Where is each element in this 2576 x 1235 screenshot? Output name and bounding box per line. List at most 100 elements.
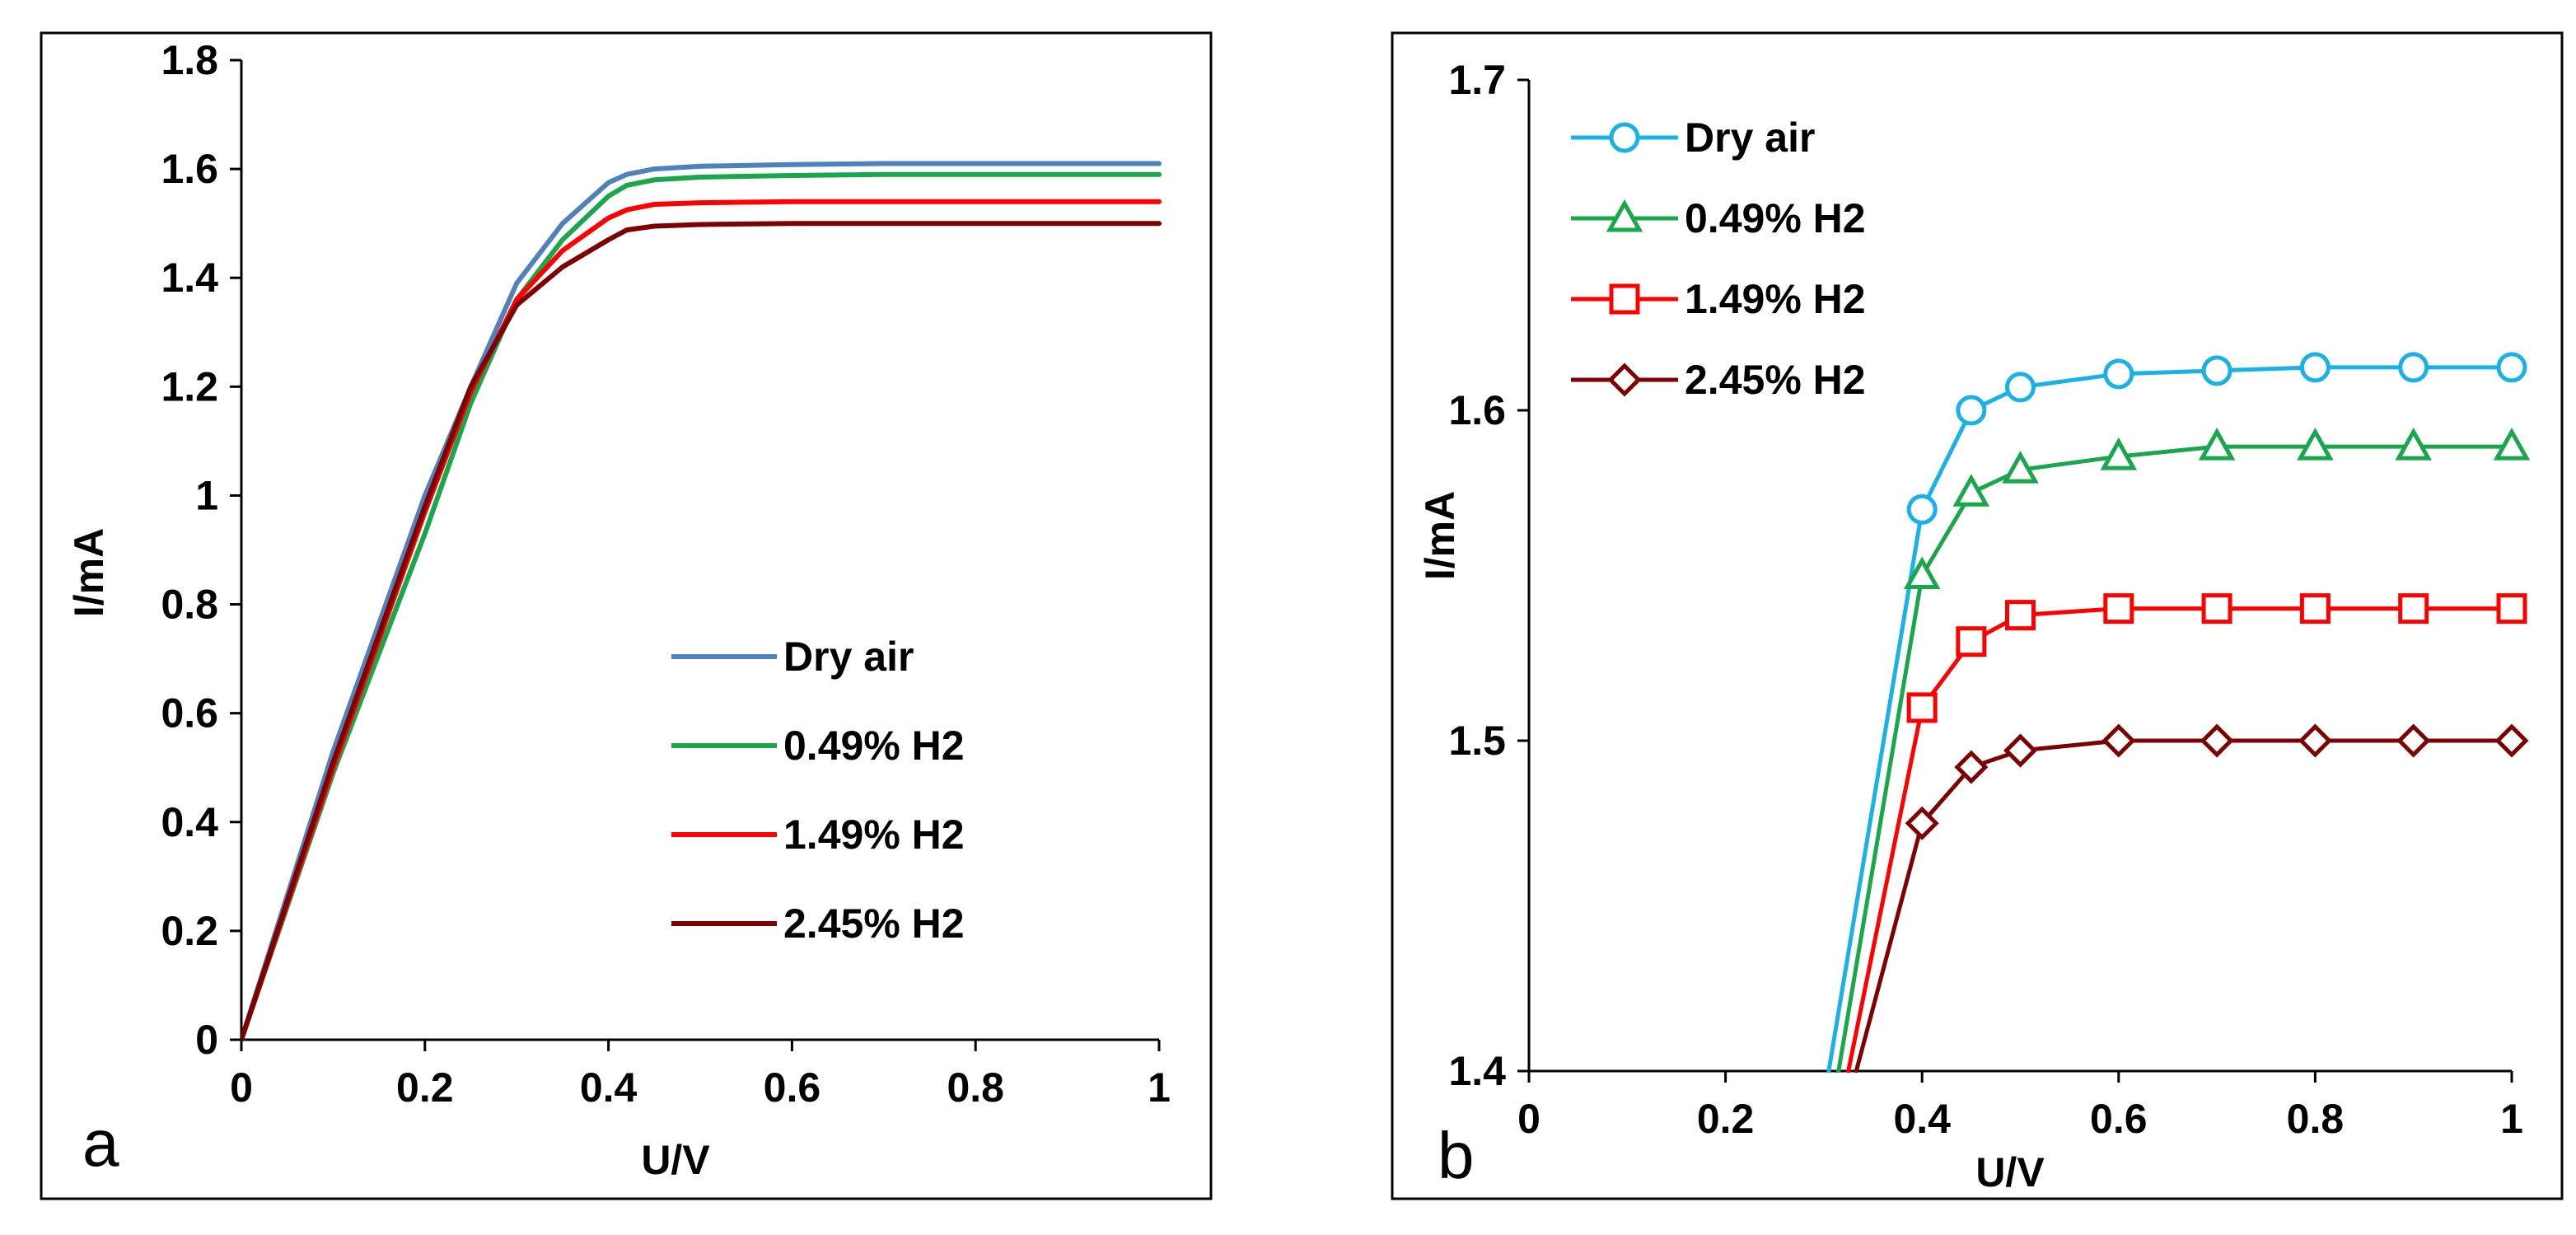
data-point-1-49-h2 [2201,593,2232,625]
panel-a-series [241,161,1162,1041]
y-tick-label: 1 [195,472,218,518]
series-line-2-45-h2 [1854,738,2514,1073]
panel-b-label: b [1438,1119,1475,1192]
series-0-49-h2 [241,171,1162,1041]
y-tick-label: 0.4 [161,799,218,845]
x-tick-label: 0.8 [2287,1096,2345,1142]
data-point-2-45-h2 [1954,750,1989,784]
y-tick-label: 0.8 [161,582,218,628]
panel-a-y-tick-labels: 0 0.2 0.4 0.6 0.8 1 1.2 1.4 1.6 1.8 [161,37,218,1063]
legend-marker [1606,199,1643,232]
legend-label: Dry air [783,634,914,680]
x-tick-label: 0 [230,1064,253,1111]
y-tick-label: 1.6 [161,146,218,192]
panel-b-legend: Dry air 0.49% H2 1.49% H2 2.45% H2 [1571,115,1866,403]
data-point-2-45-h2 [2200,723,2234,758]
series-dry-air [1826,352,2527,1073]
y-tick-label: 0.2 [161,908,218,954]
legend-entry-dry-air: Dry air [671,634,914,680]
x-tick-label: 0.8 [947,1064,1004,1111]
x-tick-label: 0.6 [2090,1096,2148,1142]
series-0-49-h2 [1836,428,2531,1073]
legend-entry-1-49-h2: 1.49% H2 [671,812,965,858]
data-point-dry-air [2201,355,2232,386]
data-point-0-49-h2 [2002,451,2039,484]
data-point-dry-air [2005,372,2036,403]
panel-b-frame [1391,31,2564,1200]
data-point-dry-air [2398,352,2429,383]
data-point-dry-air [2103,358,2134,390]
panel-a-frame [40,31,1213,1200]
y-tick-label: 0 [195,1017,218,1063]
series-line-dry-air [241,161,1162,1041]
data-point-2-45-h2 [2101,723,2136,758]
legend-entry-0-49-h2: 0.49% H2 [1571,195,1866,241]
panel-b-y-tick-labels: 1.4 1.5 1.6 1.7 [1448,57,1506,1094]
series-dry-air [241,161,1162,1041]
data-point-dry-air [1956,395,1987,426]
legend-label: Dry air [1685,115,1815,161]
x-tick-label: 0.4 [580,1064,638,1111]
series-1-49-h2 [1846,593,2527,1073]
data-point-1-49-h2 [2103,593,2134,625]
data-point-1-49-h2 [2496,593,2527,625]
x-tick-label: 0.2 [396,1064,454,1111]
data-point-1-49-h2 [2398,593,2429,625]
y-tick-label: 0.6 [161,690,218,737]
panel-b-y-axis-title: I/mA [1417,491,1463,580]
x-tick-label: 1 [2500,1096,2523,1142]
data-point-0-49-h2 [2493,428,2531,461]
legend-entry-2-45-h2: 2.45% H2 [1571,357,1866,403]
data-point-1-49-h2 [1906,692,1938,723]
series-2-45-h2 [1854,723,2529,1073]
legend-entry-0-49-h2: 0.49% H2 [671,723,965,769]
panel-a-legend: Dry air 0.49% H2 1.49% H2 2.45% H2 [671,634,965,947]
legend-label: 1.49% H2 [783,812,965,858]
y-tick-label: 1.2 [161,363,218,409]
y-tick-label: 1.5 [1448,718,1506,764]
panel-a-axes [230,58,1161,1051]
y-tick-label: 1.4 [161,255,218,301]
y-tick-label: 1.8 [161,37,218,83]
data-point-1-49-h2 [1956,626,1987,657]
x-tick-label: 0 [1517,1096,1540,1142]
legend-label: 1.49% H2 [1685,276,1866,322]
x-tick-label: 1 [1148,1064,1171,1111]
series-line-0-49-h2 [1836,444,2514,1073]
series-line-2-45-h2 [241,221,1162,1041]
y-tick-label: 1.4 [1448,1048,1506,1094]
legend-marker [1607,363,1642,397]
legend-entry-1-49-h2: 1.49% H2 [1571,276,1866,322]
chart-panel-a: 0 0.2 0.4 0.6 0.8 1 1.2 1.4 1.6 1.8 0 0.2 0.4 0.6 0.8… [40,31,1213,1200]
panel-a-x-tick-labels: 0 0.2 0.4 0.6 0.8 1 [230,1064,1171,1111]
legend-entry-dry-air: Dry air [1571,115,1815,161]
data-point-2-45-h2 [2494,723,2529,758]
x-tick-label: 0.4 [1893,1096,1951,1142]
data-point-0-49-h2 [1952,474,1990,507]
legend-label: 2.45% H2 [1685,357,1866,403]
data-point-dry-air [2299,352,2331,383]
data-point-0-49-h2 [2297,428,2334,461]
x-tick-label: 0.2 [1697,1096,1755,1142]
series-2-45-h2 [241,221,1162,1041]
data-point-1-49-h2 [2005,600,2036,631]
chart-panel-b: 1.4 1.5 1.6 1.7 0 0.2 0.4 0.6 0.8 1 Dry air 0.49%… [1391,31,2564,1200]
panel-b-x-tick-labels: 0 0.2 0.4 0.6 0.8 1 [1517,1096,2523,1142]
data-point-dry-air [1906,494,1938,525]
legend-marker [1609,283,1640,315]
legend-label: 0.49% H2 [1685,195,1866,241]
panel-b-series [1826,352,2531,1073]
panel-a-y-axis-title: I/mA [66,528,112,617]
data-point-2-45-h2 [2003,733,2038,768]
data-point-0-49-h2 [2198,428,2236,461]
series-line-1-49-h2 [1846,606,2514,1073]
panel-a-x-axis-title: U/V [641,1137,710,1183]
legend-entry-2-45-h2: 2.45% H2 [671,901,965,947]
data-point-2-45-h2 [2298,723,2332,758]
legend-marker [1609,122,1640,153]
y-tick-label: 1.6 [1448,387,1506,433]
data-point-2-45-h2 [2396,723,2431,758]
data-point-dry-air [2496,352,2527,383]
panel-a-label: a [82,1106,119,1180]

* **INSTRUCTION**
Write out the records again word for word, starting at the line that contains "data-point-1-49-h2 [2201,593,2232,625]" and ending at the line that contains "y-tick-label: 1.6 [161,146,218,192]". Include both of those lines.

* **RESPONSE BELOW**
data-point-1-49-h2 [2201,593,2232,625]
panel-a-series [241,161,1162,1041]
y-tick-label: 1 [195,472,218,518]
series-line-2-45-h2 [1854,738,2514,1073]
panel-b-label: b [1438,1119,1475,1192]
series-0-49-h2 [241,171,1162,1041]
y-tick-label: 0.4 [161,799,218,845]
x-tick-label: 0.8 [2287,1096,2345,1142]
data-point-2-45-h2 [1954,750,1989,784]
y-tick-label: 0.8 [161,582,218,628]
panel-a-y-tick-labels: 0 0.2 0.4 0.6 0.8 1 1.2 1.4 1.6 1.8 [161,37,218,1063]
legend-marker [1606,199,1643,232]
legend-label: Dry air [783,634,914,680]
x-tick-label: 0 [230,1064,253,1111]
y-tick-label: 1.6 [161,146,218,192]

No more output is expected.